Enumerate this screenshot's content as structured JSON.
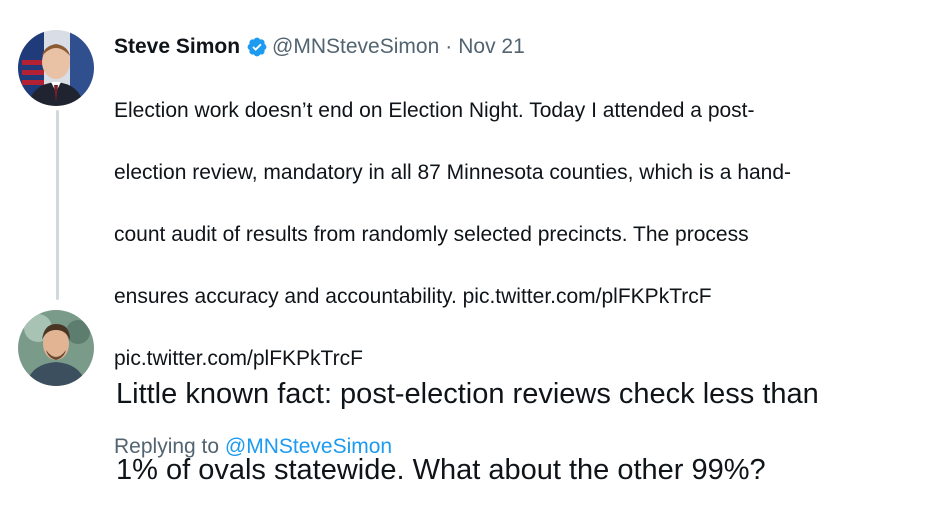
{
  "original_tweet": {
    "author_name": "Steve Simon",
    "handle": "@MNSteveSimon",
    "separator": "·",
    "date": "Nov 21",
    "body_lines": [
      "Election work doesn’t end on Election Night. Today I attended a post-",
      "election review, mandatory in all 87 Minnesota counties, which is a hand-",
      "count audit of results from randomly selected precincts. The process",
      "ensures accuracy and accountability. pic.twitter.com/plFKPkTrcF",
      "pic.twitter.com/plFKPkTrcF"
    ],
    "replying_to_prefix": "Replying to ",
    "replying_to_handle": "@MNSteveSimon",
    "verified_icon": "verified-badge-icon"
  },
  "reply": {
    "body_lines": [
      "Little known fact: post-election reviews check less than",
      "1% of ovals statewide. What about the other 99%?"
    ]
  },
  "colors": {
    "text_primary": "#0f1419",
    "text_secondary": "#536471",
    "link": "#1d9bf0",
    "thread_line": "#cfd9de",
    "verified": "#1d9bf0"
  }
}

==*==

**THE REQUEST**: Copy out every line from the data above that has "twitter" in it.

**FULL SOLUTION**:
      "ensures accuracy and accountability. pic.twitter.com/plFKPkTrcF",
      "pic.twitter.com/plFKPkTrcF"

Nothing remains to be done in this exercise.